* begin Extracted material *
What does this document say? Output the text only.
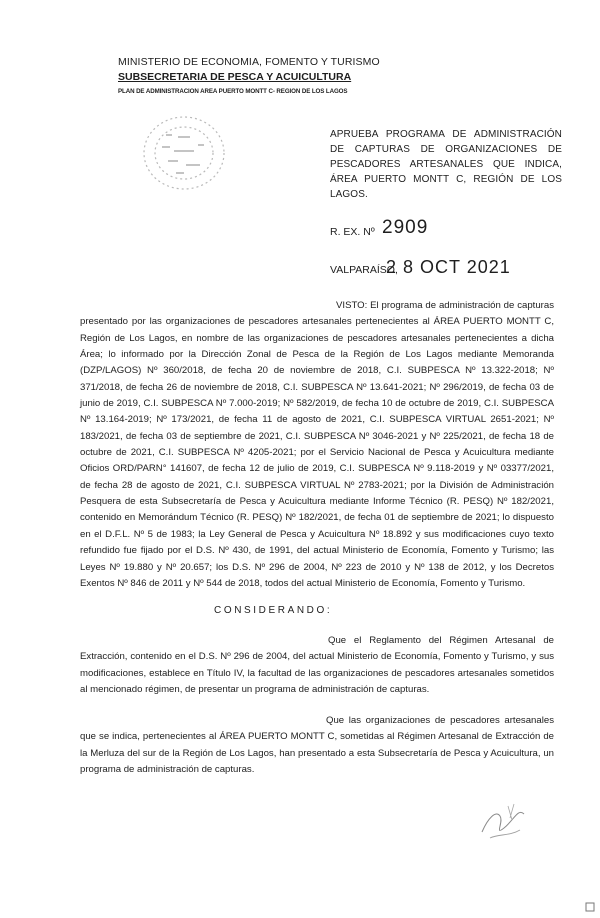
MINISTERIO DE ECONOMIA, FOMENTO Y TURISMO
SUBSECRETARIA DE PESCA Y ACUICULTURA
PLAN DE ADMINISTRACION AREA PUERTO MONTT C- REGION DE LOS LAGOS
APRUEBA PROGRAMA DE ADMINISTRACIÓN DE CAPTURAS DE ORGANIZACIONES DE PESCADORES ARTESANALES QUE INDICA, ÁREA PUERTO MONTT C, REGIÓN DE LOS LAGOS.
R. EX. Nº 2909
VALPARAÍSO,
2 8 OCT 2021
VISTO: El programa de administración de capturas presentado por las organizaciones de pescadores artesanales pertenecientes al ÁREA PUERTO MONTT C, Región de Los Lagos, en nombre de las organizaciones de pescadores artesanales pertenecientes a dicha Área; lo informado por la Dirección Zonal de Pesca de la Región de Los Lagos mediante Memoranda (DZP/LAGOS) Nº 360/2018, de fecha 20 de noviembre de 2018, C.I. SUBPESCA Nº 13.322-2018; Nº 371/2018, de fecha 26 de noviembre de 2018, C.I. SUBPESCA Nº 13.641-2021; Nº 296/2019, de fecha 03 de junio de 2019, C.I. SUBPESCA Nº 7.000-2019; Nº 582/2019, de fecha 10 de octubre de 2019, C.I. SUBPESCA Nº 13.164-2019; Nº 173/2021, de fecha 11 de agosto de 2021, C.I. SUBPESCA VIRTUAL 2651-2021; Nº 183/2021, de fecha 03 de septiembre de 2021, C.I. SUBPESCA Nº 3046-2021 y Nº 225/2021, de fecha 18 de octubre de 2021, C.I. SUBPESCA Nº 4205-2021; por el Servicio Nacional de Pesca y Acuicultura mediante Oficios ORD/PARN° 141607, de fecha 12 de julio de 2019, C.I. SUBPESCA Nº 9.118-2019 y Nº 03377/2021, de fecha 28 de agosto de 2021, C.I. SUBPESCA VIRTUAL Nº 2783-2021; por la División de Administración Pesquera de esta Subsecretaría de Pesca y Acuicultura mediante Informe Técnico (R. PESQ) Nº 182/2021, contenido en Memorándum Técnico (R. PESQ) Nº 182/2021, de fecha 01 de septiembre de 2021; lo dispuesto en el D.F.L. Nº 5 de 1983; la Ley General de Pesca y Acuicultura Nº 18.892 y sus modificaciones cuyo texto refundido fue fijado por el D.S. Nº 430, de 1991, del actual Ministerio de Economía, Fomento y Turismo; las Leyes Nº 19.880 y Nº 20.657; los D.S. Nº 296 de 2004, Nº 223 de 2010 y Nº 138 de 2012, y los Decretos Exentos Nº 846 de 2011 y Nº 544 de 2018, todos del actual Ministerio de Economía, Fomento y Turismo.
CONSIDERANDO:
Que el Reglamento del Régimen Artesanal de Extracción, contenido en el D.S. Nº 296 de 2004, del actual Ministerio de Economía, Fomento y Turismo, y sus modificaciones, establece en Título IV, la facultad de las organizaciones de pescadores artesanales sometidos al mencionado régimen, de presentar un programa de administración de capturas.
Que las organizaciones de pescadores artesanales que se indica, pertenecientes al ÁREA PUERTO MONTT C, sometidas al Régimen Artesanal de Extracción de la Merluza del sur de la Región de Los Lagos, han presentado a esta Subsecretaría de Pesca y Acuicultura, un programa de administración de capturas.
* end Extracted material *
Copy the records above exactly, leaving out every picture.

What does this document say? Output the text only.
MINISTERIO DE ECONOMIA, FOMENTO Y TURISMO
SUBSECRETARIA DE PESCA Y ACUICULTURA
PLAN DE ADMINISTRACION AREA PUERTO MONTT C- REGION DE LOS LAGOS
APRUEBA PROGRAMA DE ADMINISTRACIÓN DE CAPTURAS DE ORGANIZACIONES DE PESCADORES ARTESANALES QUE INDICA, ÁREA PUERTO MONTT C, REGIÓN DE LOS LAGOS.
R. EX. Nº 2909
VALPARAÍSO,
2 8 OCT 2021
VISTO: El programa de administración de capturas presentado por las organizaciones de pescadores artesanales pertenecientes al ÁREA PUERTO MONTT C, Región de Los Lagos, en nombre de las organizaciones de pescadores artesanales pertenecientes a dicha Área; lo informado por la Dirección Zonal de Pesca de la Región de Los Lagos mediante Memoranda (DZP/LAGOS) Nº 360/2018, de fecha 20 de noviembre de 2018, C.I. SUBPESCA Nº 13.322-2018; Nº 371/2018, de fecha 26 de noviembre de 2018, C.I. SUBPESCA Nº 13.641-2021; Nº 296/2019, de fecha 03 de junio de 2019, C.I. SUBPESCA Nº 7.000-2019; Nº 582/2019, de fecha 10 de octubre de 2019, C.I. SUBPESCA Nº 13.164-2019; Nº 173/2021, de fecha 11 de agosto de 2021, C.I. SUBPESCA VIRTUAL 2651-2021; Nº 183/2021, de fecha 03 de septiembre de 2021, C.I. SUBPESCA Nº 3046-2021 y Nº 225/2021, de fecha 18 de octubre de 2021, C.I. SUBPESCA Nº 4205-2021; por el Servicio Nacional de Pesca y Acuicultura mediante Oficios ORD/PARN° 141607, de fecha 12 de julio de 2019, C.I. SUBPESCA Nº 9.118-2019 y Nº 03377/2021, de fecha 28 de agosto de 2021, C.I. SUBPESCA VIRTUAL Nº 2783-2021; por la División de Administración Pesquera de esta Subsecretaría de Pesca y Acuicultura mediante Informe Técnico (R. PESQ) Nº 182/2021, contenido en Memorándum Técnico (R. PESQ) Nº 182/2021, de fecha 01 de septiembre de 2021; lo dispuesto en el D.F.L. Nº 5 de 1983; la Ley General de Pesca y Acuicultura Nº 18.892 y sus modificaciones cuyo texto refundido fue fijado por el D.S. Nº 430, de 1991, del actual Ministerio de Economía, Fomento y Turismo; las Leyes Nº 19.880 y Nº 20.657; los D.S. Nº 296 de 2004, Nº 223 de 2010 y Nº 138 de 2012, y los Decretos Exentos Nº 846 de 2011 y Nº 544 de 2018, todos del actual Ministerio de Economía, Fomento y Turismo.
CONSIDERANDO:
Que el Reglamento del Régimen Artesanal de Extracción, contenido en el D.S. Nº 296 de 2004, del actual Ministerio de Economía, Fomento y Turismo, y sus modificaciones, establece en Título IV, la facultad de las organizaciones de pescadores artesanales sometidos al mencionado régimen, de presentar un programa de administración de capturas.
Que las organizaciones de pescadores artesanales que se indica, pertenecientes al ÁREA PUERTO MONTT C, sometidas al Régimen Artesanal de Extracción de la Merluza del sur de la Región de Los Lagos, han presentado a esta Subsecretaría de Pesca y Acuicultura, un programa de administración de capturas.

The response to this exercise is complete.